[Start Data for this exercise]

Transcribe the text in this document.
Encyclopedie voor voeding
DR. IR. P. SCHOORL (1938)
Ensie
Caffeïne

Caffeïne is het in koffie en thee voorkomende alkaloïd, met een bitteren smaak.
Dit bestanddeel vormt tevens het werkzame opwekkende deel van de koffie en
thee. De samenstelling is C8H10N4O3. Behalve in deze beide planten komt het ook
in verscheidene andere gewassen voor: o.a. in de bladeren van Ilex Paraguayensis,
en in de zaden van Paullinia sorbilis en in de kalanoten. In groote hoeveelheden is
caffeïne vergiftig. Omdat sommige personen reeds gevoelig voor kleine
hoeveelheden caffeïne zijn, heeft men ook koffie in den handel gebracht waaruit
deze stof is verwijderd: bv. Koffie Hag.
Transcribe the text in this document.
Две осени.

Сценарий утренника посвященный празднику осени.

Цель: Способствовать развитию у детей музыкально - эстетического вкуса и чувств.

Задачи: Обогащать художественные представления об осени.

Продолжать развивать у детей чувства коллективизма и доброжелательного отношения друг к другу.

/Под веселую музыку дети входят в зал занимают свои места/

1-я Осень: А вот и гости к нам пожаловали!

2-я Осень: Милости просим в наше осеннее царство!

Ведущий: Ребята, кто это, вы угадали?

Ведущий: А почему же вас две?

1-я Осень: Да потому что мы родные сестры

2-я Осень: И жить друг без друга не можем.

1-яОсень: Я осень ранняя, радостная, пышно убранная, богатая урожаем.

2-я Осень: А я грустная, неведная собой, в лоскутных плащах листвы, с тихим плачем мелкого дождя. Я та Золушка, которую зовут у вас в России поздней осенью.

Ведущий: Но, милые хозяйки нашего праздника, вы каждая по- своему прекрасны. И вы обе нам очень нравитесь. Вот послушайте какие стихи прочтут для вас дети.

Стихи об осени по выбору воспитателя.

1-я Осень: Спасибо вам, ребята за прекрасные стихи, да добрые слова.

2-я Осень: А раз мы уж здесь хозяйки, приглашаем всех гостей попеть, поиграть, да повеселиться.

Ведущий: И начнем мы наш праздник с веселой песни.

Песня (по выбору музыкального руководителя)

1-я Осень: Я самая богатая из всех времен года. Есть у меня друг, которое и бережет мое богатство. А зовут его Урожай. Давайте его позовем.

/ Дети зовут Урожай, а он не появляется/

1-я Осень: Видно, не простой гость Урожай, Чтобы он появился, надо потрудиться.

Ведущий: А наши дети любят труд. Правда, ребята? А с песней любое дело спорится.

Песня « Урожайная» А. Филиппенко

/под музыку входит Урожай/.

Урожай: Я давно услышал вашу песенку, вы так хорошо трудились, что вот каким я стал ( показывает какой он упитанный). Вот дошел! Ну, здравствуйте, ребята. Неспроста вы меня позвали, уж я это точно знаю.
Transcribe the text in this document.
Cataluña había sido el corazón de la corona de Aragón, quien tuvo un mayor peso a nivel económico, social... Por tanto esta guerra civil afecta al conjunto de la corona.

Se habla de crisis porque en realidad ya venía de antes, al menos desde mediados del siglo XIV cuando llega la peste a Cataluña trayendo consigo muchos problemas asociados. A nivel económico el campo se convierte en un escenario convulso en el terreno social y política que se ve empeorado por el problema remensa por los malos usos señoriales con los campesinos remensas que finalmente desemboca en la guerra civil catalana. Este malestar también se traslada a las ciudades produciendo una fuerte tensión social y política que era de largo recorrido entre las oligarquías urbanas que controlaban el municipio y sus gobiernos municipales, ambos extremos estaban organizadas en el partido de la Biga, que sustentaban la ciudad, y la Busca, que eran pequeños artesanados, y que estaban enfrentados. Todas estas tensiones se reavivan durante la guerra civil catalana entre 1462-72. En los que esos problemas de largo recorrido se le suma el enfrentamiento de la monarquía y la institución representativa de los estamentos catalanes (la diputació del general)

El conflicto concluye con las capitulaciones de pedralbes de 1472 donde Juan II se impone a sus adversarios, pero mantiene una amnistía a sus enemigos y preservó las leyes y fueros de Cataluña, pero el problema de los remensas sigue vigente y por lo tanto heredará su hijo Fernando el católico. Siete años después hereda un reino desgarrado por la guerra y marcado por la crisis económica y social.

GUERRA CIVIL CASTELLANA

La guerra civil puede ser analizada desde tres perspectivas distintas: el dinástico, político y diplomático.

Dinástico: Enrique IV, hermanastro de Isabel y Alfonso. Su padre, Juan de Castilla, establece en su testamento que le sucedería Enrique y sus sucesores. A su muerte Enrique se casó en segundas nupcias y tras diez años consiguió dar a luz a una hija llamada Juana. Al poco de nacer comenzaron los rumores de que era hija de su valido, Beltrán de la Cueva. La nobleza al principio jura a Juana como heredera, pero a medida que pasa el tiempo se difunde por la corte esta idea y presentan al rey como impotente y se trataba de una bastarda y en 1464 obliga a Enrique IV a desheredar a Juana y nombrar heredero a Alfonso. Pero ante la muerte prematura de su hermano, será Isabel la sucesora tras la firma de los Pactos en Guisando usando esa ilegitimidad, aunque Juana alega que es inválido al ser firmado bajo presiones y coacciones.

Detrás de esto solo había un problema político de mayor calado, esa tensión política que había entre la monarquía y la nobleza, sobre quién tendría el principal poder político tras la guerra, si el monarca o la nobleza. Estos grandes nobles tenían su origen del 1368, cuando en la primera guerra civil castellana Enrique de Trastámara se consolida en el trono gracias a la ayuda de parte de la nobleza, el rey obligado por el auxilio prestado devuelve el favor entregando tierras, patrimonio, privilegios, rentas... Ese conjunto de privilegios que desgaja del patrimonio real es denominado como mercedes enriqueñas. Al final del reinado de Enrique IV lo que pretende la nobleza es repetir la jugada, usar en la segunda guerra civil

[End Data for this exercise]

## What you should do
Only lines with "музыку" are wanted here; list each of them.

## Worked solution
/Под веселую музыку дети входят в зал занимают свои места/
/под музыку входит Урожай/.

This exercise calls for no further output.